### Exercise prompt
Extract the complete data exactly as given.

— Begin Given records —

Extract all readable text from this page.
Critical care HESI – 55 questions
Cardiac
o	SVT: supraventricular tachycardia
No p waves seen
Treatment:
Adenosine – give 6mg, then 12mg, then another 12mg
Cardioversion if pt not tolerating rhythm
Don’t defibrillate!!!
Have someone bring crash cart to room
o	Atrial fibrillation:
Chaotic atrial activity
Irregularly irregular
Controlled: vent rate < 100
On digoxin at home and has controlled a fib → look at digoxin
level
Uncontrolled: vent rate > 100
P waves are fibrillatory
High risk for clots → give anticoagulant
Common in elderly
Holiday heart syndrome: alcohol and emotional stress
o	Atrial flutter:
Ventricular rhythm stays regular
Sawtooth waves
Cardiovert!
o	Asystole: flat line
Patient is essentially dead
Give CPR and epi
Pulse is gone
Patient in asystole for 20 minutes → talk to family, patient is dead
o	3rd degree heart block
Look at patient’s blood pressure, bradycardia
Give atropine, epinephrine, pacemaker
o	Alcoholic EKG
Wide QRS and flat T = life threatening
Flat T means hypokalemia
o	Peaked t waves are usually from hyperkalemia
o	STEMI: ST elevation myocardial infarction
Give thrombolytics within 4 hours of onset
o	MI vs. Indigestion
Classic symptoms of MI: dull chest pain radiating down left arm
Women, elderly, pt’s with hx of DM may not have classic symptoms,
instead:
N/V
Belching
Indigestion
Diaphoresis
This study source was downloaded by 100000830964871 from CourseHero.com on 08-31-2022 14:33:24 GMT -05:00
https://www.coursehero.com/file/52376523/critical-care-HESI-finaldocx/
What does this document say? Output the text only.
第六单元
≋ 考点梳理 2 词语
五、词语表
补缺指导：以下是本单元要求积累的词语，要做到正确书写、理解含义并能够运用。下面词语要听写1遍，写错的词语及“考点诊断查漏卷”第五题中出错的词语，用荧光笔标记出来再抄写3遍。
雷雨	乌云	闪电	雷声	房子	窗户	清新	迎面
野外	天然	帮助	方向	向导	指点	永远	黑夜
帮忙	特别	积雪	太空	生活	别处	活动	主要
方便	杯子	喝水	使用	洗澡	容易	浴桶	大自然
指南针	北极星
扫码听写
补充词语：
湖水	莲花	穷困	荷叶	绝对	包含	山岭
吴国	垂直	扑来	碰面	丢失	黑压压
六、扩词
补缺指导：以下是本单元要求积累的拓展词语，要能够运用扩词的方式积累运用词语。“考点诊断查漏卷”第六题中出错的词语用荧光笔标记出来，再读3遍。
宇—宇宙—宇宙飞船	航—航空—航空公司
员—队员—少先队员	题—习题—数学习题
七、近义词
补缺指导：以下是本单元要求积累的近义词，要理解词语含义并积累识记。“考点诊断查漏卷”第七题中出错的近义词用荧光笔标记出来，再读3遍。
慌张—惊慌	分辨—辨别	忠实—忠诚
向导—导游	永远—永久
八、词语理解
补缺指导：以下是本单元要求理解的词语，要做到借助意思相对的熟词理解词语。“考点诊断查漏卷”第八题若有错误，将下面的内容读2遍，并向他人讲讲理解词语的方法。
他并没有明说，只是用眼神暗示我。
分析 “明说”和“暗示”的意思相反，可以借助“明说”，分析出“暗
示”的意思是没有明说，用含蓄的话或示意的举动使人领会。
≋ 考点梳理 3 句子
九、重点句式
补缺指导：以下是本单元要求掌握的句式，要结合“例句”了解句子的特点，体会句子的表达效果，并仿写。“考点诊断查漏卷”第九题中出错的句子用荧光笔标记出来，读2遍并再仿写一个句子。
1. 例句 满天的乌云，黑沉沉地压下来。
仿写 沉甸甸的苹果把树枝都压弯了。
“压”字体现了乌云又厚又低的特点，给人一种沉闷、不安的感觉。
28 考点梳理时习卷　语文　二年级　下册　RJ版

— End Given records —

### Reply to the task
Extract all readable text from this page.
Critical care HESI – 55 questions
Cardiac
o	SVT: supraventricular tachycardia
No p waves seen
Treatment:
Adenosine – give 6mg, then 12mg, then another 12mg
Cardioversion if pt not tolerating rhythm
Don’t defibrillate!!!
Have someone bring crash cart to room
o	Atrial fibrillation:
Chaotic atrial activity
Irregularly irregular
Controlled: vent rate < 100
On digoxin at home and has controlled a fib → look at digoxin
level
Uncontrolled: vent rate > 100
P waves are fibrillatory
High risk for clots → give anticoagulant
Common in elderly
Holiday heart syndrome: alcohol and emotional stress
o	Atrial flutter:
Ventricular rhythm stays regular
Sawtooth waves
Cardiovert!
o	Asystole: flat line
Patient is essentially dead
Give CPR and epi
Pulse is gone
Patient in asystole for 20 minutes → talk to family, patient is dead
o	3rd degree heart block
Look at patient’s blood pressure, bradycardia
Give atropine, epinephrine, pacemaker
o	Alcoholic EKG
Wide QRS and flat T = life threatening
Flat T means hypokalemia
o	Peaked t waves are usually from hyperkalemia
o	STEMI: ST elevation myocardial infarction
Give thrombolytics within 4 hours of onset
o	MI vs. Indigestion
Classic symptoms of MI: dull chest pain radiating down left arm
Women, elderly, pt’s with hx of DM may not have classic symptoms,
instead:
N/V
Belching
Indigestion
Diaphoresis
This study source was downloaded by 100000830964871 from CourseHero.com on 08-31-2022 14:33:24 GMT -05:00
https://www.coursehero.com/file/52376523/critical-care-HESI-finaldocx/
What does this document say? Output the text only.
第六单元
≋ 考点梳理 2 词语
五、词语表
补缺指导：以下是本单元要求积累的词语，要做到正确书写、理解含义并能够运用。下面词语要听写1遍，写错的词语及“考点诊断查漏卷”第五题中出错的词语，用荧光笔标记出来再抄写3遍。
雷雨	乌云	闪电	雷声	房子	窗户	清新	迎面
野外	天然	帮助	方向	向导	指点	永远	黑夜
帮忙	特别	积雪	太空	生活	别处	活动	主要
方便	杯子	喝水	使用	洗澡	容易	浴桶	大自然
指南针	北极星
扫码听写
补充词语：
湖水	莲花	穷困	荷叶	绝对	包含	山岭
吴国	垂直	扑来	碰面	丢失	黑压压
六、扩词
补缺指导：以下是本单元要求积累的拓展词语，要能够运用扩词的方式积累运用词语。“考点诊断查漏卷”第六题中出错的词语用荧光笔标记出来，再读3遍。
宇—宇宙—宇宙飞船	航—航空—航空公司
员—队员—少先队员	题—习题—数学习题
七、近义词
补缺指导：以下是本单元要求积累的近义词，要理解词语含义并积累识记。“考点诊断查漏卷”第七题中出错的近义词用荧光笔标记出来，再读3遍。
慌张—惊慌	分辨—辨别	忠实—忠诚
向导—导游	永远—永久
八、词语理解
补缺指导：以下是本单元要求理解的词语，要做到借助意思相对的熟词理解词语。“考点诊断查漏卷”第八题若有错误，将下面的内容读2遍，并向他人讲讲理解词语的方法。
他并没有明说，只是用眼神暗示我。
分析 “明说”和“暗示”的意思相反，可以借助“明说”，分析出“暗
示”的意思是没有明说，用含蓄的话或示意的举动使人领会。
≋ 考点梳理 3 句子
九、重点句式
补缺指导：以下是本单元要求掌握的句式，要结合“例句”了解句子的特点，体会句子的表达效果，并仿写。“考点诊断查漏卷”第九题中出错的句子用荧光笔标记出来，读2遍并再仿写一个句子。
1. 例句 满天的乌云，黑沉沉地压下来。
仿写 沉甸甸的苹果把树枝都压弯了。
“压”字体现了乌云又厚又低的特点，给人一种沉闷、不安的感觉。
28 考点梳理时习卷　语文　二年级　下册　RJ版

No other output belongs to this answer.